> _What is asked_
Make an exact copy of the records, with the images left out.

* * * * *

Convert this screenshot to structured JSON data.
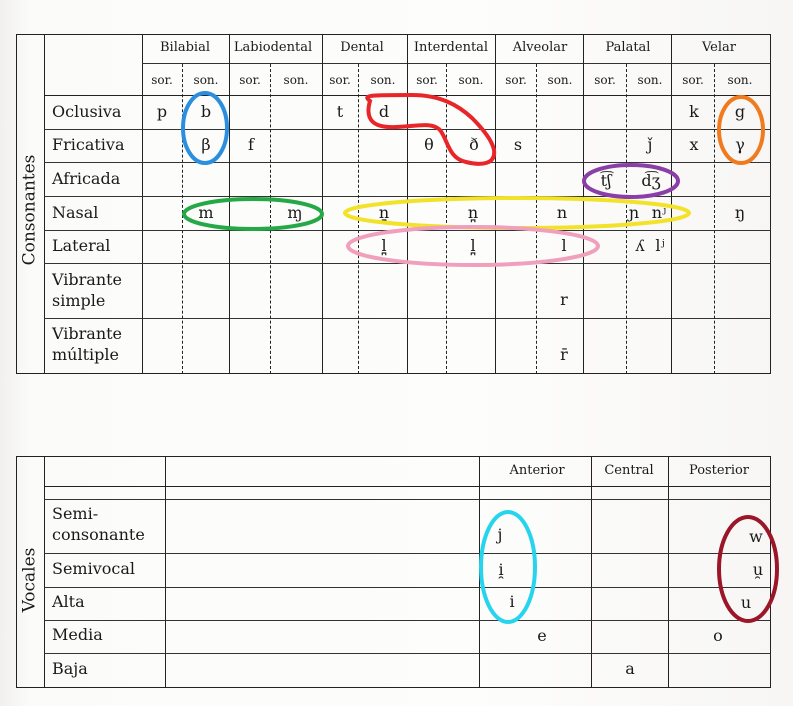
{
  "consonants": {
    "side_label": "Consonantes",
    "places": [
      {
        "label": "Bilabial",
        "sor": "sor.",
        "son": "son."
      },
      {
        "label": "Labiodental",
        "sor": "sor.",
        "son": "son."
      },
      {
        "label": "Dental",
        "sor": "sor.",
        "son": "son."
      },
      {
        "label": "Interdental",
        "sor": "sor.",
        "son": "son."
      },
      {
        "label": "Alveolar",
        "sor": "sor.",
        "son": "son."
      },
      {
        "label": "Palatal",
        "sor": "sor.",
        "son": "son."
      },
      {
        "label": "Velar",
        "sor": "sor.",
        "son": "son."
      }
    ],
    "manners": [
      {
        "label": "Oclusiva"
      },
      {
        "label": "Fricativa"
      },
      {
        "label": "Africada"
      },
      {
        "label": "Nasal"
      },
      {
        "label": "Lateral"
      },
      {
        "label": "Vibrante",
        "label2": "simple"
      },
      {
        "label": "Vibrante",
        "label2": "múltiple"
      }
    ],
    "symbols": {
      "oclusiva": {
        "p": "p",
        "b": "b",
        "t": "t",
        "d": "d",
        "k": "k",
        "g": "g"
      },
      "fricativa": {
        "beta": "β",
        "f": "f",
        "theta": "θ",
        "eth": "ð",
        "s": "s",
        "j_wedge": "ǰ",
        "x": "x",
        "gamma": "γ"
      },
      "africada": {
        "ch": "t͡ʃ",
        "dzh": "d͡ʒ"
      },
      "nasal": {
        "m": "m",
        "m_labiodental": "ɱ",
        "n_dental": "n̪",
        "n_interdental": "n̪",
        "n": "n",
        "n_palatal": "ɲ",
        "n_palatalized": "nʲ",
        "n_velar": "ŋ"
      },
      "lateral": {
        "l_dental": "l̪",
        "l_interdental": "l̪",
        "l": "l",
        "l_palatal": "ʎ",
        "l_palatalized": "lʲ"
      },
      "vibrante_simple": {
        "r": "r"
      },
      "vibrante_multiple": {
        "rr": "r̄"
      }
    }
  },
  "vowels": {
    "side_label": "Vocales",
    "columns": [
      {
        "label": "Anterior"
      },
      {
        "label": "Central"
      },
      {
        "label": "Posterior"
      }
    ],
    "rows": [
      {
        "label": "Semi-",
        "label2": "consonante"
      },
      {
        "label": "Semivocal"
      },
      {
        "label": "Alta"
      },
      {
        "label": "Media"
      },
      {
        "label": "Baja"
      }
    ],
    "symbols": {
      "semiconsonante": {
        "j": "j",
        "w": "w"
      },
      "semivocal": {
        "i_nonsyllabic": "i̯",
        "u_nonsyllabic": "u̯"
      },
      "alta": {
        "i": "i",
        "u": "u"
      },
      "media": {
        "e": "e",
        "o": "o"
      },
      "baja": {
        "a": "a"
      }
    }
  },
  "highlight_colors": {
    "blue": "#2a8fe0",
    "red": "#e8262a",
    "orange": "#f07a1e",
    "purple": "#8a3fa8",
    "green": "#25a846",
    "yellow": "#f2e22a",
    "pink": "#f0a0bc",
    "cyan": "#27d4ee",
    "dark_red": "#9a1628"
  }
}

* * * * *

> _Solution_
Convert this screenshot to structured JSON data.
{
  "consonants": {
    "side_label": "Consonantes",
    "places": [
      {
        "label": "Bilabial",
        "sor": "sor.",
        "son": "son."
      },
      {
        "label": "Labiodental",
        "sor": "sor.",
        "son": "son."
      },
      {
        "label": "Dental",
        "sor": "sor.",
        "son": "son."
      },
      {
        "label": "Interdental",
        "sor": "sor.",
        "son": "son."
      },
      {
        "label": "Alveolar",
        "sor": "sor.",
        "son": "son."
      },
      {
        "label": "Palatal",
        "sor": "sor.",
        "son": "son."
      },
      {
        "label": "Velar",
        "sor": "sor.",
        "son": "son."
      }
    ],
    "manners": [
      {
        "label": "Oclusiva"
      },
      {
        "label": "Fricativa"
      },
      {
        "label": "Africada"
      },
      {
        "label": "Nasal"
      },
      {
        "label": "Lateral"
      },
      {
        "label": "Vibrante",
        "label2": "simple"
      },
      {
        "label": "Vibrante",
        "label2": "múltiple"
      }
    ],
    "symbols": {
      "oclusiva": {
        "p": "p",
        "b": "b",
        "t": "t",
        "d": "d",
        "k": "k",
        "g": "g"
      },
      "fricativa": {
        "beta": "β",
        "f": "f",
        "theta": "θ",
        "eth": "ð",
        "s": "s",
        "j_wedge": "ǰ",
        "x": "x",
        "gamma": "γ"
      },
      "africada": {
        "ch": "t͡ʃ",
        "dzh": "d͡ʒ"
      },
      "nasal": {
        "m": "m",
        "m_labiodental": "ɱ",
        "n_dental": "n̪",
        "n_interdental": "n̪",
        "n": "n",
        "n_palatal": "ɲ",
        "n_palatalized": "nʲ",
        "n_velar": "ŋ"
      },
      "lateral": {
        "l_dental": "l̪",
        "l_interdental": "l̪",
        "l": "l",
        "l_palatal": "ʎ",
        "l_palatalized": "lʲ"
      },
      "vibrante_simple": {
        "r": "r"
      },
      "vibrante_multiple": {
        "rr": "r̄"
      }
    }
  },
  "vowels": {
    "side_label": "Vocales",
    "columns": [
      {
        "label": "Anterior"
      },
      {
        "label": "Central"
      },
      {
        "label": "Posterior"
      }
    ],
    "rows": [
      {
        "label": "Semi-",
        "label2": "consonante"
      },
      {
        "label": "Semivocal"
      },
      {
        "label": "Alta"
      },
      {
        "label": "Media"
      },
      {
        "label": "Baja"
      }
    ],
    "symbols": {
      "semiconsonante": {
        "j": "j",
        "w": "w"
      },
      "semivocal": {
        "i_nonsyllabic": "i̯",
        "u_nonsyllabic": "u̯"
      },
      "alta": {
        "i": "i",
        "u": "u"
      },
      "media": {
        "e": "e",
        "o": "o"
      },
      "baja": {
        "a": "a"
      }
    }
  },
  "highlight_colors": {
    "blue": "#2a8fe0",
    "red": "#e8262a",
    "orange": "#f07a1e",
    "purple": "#8a3fa8",
    "green": "#25a846",
    "yellow": "#f2e22a",
    "pink": "#f0a0bc",
    "cyan": "#27d4ee",
    "dark_red": "#9a1628"
  }
}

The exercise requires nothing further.